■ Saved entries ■
+ + +
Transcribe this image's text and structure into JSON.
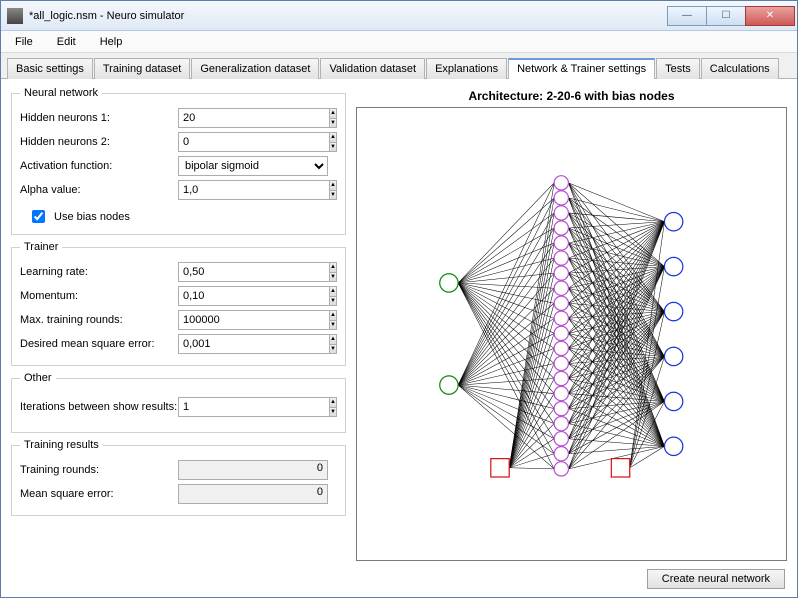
{
  "window": {
    "title": "*all_logic.nsm - Neuro simulator"
  },
  "menu": {
    "file": "File",
    "edit": "Edit",
    "help": "Help"
  },
  "tabs": {
    "basic": "Basic settings",
    "training": "Training dataset",
    "generalization": "Generalization dataset",
    "validation": "Validation dataset",
    "explanations": "Explanations",
    "network": "Network & Trainer settings",
    "tests": "Tests",
    "calculations": "Calculations"
  },
  "nn": {
    "legend": "Neural network",
    "hidden1_label": "Hidden neurons 1:",
    "hidden1_value": "20",
    "hidden2_label": "Hidden neurons 2:",
    "hidden2_value": "0",
    "activation_label": "Activation function:",
    "activation_value": "bipolar sigmoid",
    "alpha_label": "Alpha value:",
    "alpha_value": "1,0",
    "bias_label": "Use bias nodes",
    "bias_checked": true
  },
  "trainer": {
    "legend": "Trainer",
    "lr_label": "Learning rate:",
    "lr_value": "0,50",
    "mom_label": "Momentum:",
    "mom_value": "0,10",
    "max_label": "Max. training rounds:",
    "max_value": "100000",
    "mse_label": "Desired mean square error:",
    "mse_value": "0,001"
  },
  "other": {
    "legend": "Other",
    "iter_label": "Iterations between show results:",
    "iter_value": "1"
  },
  "results": {
    "legend": "Training results",
    "rounds_label": "Training rounds:",
    "rounds_value": "0",
    "mse_label": "Mean square error:",
    "mse_value": "0"
  },
  "arch": {
    "title": "Architecture: 2-20-6 with bias nodes"
  },
  "buttons": {
    "create": "Create neural network"
  },
  "net": {
    "input_count": 2,
    "hidden_count": 20,
    "output_count": 6,
    "bias": true
  }
}
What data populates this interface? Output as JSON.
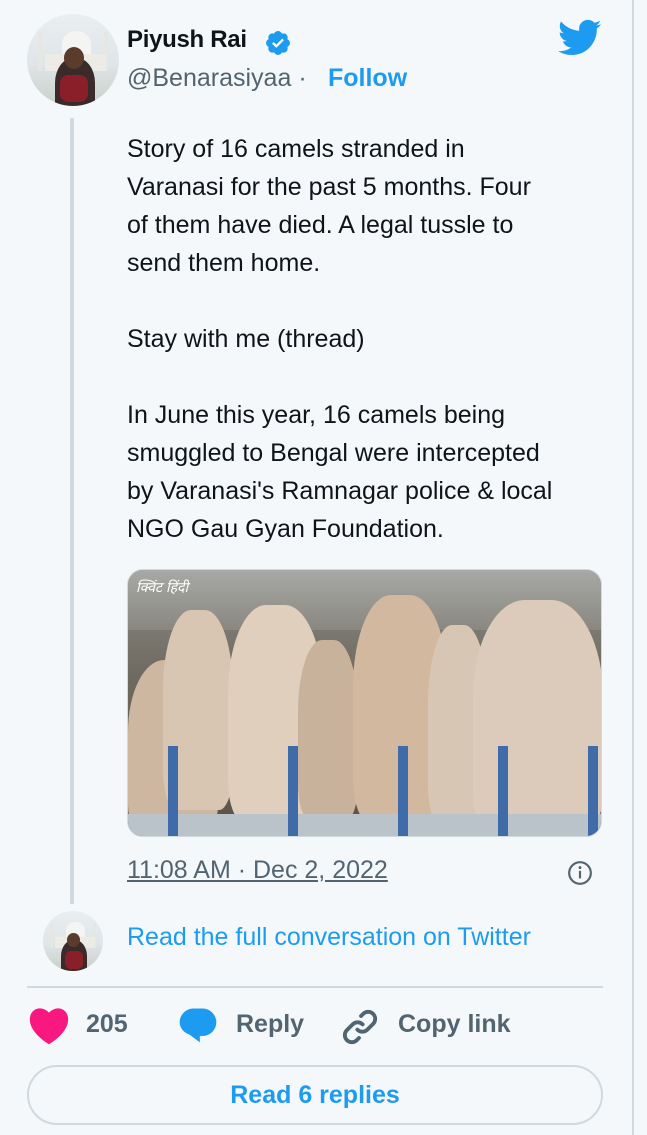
{
  "author": {
    "name": "Piyush Rai",
    "handle": "@Benarasiyaa",
    "separator": "·",
    "follow_label": "Follow"
  },
  "tweet": {
    "paragraphs": [
      "Story of 16 camels stranded in\nVaranasi for the past 5 months. Four\nof them have died. A legal tussle to\nsend them home.",
      "Stay with me (thread)",
      "In June this year, 16 camels being\nsmuggled to Bengal were intercepted\nby Varanasi's Ramnagar police & local\nNGO Gau Gyan Foundation."
    ],
    "media_watermark": "क्विंट हिंदी",
    "timestamp": "11:08 AM · Dec 2, 2022"
  },
  "conversation": {
    "read_full_label": "Read the full conversation on Twitter"
  },
  "actions": {
    "like_count": "205",
    "reply_label": "Reply",
    "copy_link_label": "Copy link",
    "read_replies_label": "Read 6 replies"
  },
  "colors": {
    "accent": "#1d9bf0",
    "like": "#f91880",
    "muted": "#536471",
    "border": "#cfd9de",
    "background": "#f5f8fa"
  },
  "icons": [
    "verified-badge-icon",
    "twitter-bird-icon",
    "info-icon",
    "heart-icon",
    "reply-bubble-icon",
    "link-icon"
  ]
}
+ + +
■ GIVEN REQUEST ■
Your copy should repeat each entry above exactly but contain no pictures.

■ EXERCISE SOLUTION ■
Transcribe this image's text and structure into JSON.
{
  "window": {
    "title": "*all_logic.nsm - Neuro simulator"
  },
  "menu": {
    "file": "File",
    "edit": "Edit",
    "help": "Help"
  },
  "tabs": {
    "basic": "Basic settings",
    "training": "Training dataset",
    "generalization": "Generalization dataset",
    "validation": "Validation dataset",
    "explanations": "Explanations",
    "network": "Network & Trainer settings",
    "tests": "Tests",
    "calculations": "Calculations"
  },
  "nn": {
    "legend": "Neural network",
    "hidden1_label": "Hidden neurons 1:",
    "hidden1_value": "20",
    "hidden2_label": "Hidden neurons 2:",
    "hidden2_value": "0",
    "activation_label": "Activation function:",
    "activation_value": "bipolar sigmoid",
    "alpha_label": "Alpha value:",
    "alpha_value": "1,0",
    "bias_label": "Use bias nodes",
    "bias_checked": true
  },
  "trainer": {
    "legend": "Trainer",
    "lr_label": "Learning rate:",
    "lr_value": "0,50",
    "mom_label": "Momentum:",
    "mom_value": "0,10",
    "max_label": "Max. training rounds:",
    "max_value": "100000",
    "mse_label": "Desired mean square error:",
    "mse_value": "0,001"
  },
  "other": {
    "legend": "Other",
    "iter_label": "Iterations between show results:",
    "iter_value": "1"
  },
  "results": {
    "legend": "Training results",
    "rounds_label": "Training rounds:",
    "rounds_value": "0",
    "mse_label": "Mean square error:",
    "mse_value": "0"
  },
  "arch": {
    "title": "Architecture: 2-20-6 with bias nodes"
  },
  "buttons": {
    "create": "Create neural network"
  },
  "net": {
    "input_count": 2,
    "hidden_count": 20,
    "output_count": 6,
    "bias": true
  }
}
What data populates this interface? Output as JSON.
{
  "author": {
    "name": "Piyush Rai",
    "handle": "@Benarasiyaa",
    "separator": "·",
    "follow_label": "Follow"
  },
  "tweet": {
    "paragraphs": [
      "Story of 16 camels stranded in\nVaranasi for the past 5 months. Four\nof them have died. A legal tussle to\nsend them home.",
      "Stay with me (thread)",
      "In June this year, 16 camels being\nsmuggled to Bengal were intercepted\nby Varanasi's Ramnagar police & local\nNGO Gau Gyan Foundation."
    ],
    "media_watermark": "क्विंट हिंदी",
    "timestamp": "11:08 AM · Dec 2, 2022"
  },
  "conversation": {
    "read_full_label": "Read the full conversation on Twitter"
  },
  "actions": {
    "like_count": "205",
    "reply_label": "Reply",
    "copy_link_label": "Copy link",
    "read_replies_label": "Read 6 replies"
  },
  "colors": {
    "accent": "#1d9bf0",
    "like": "#f91880",
    "muted": "#536471",
    "border": "#cfd9de",
    "background": "#f5f8fa"
  },
  "icons": [
    "verified-badge-icon",
    "twitter-bird-icon",
    "info-icon",
    "heart-icon",
    "reply-bubble-icon",
    "link-icon"
  ]
}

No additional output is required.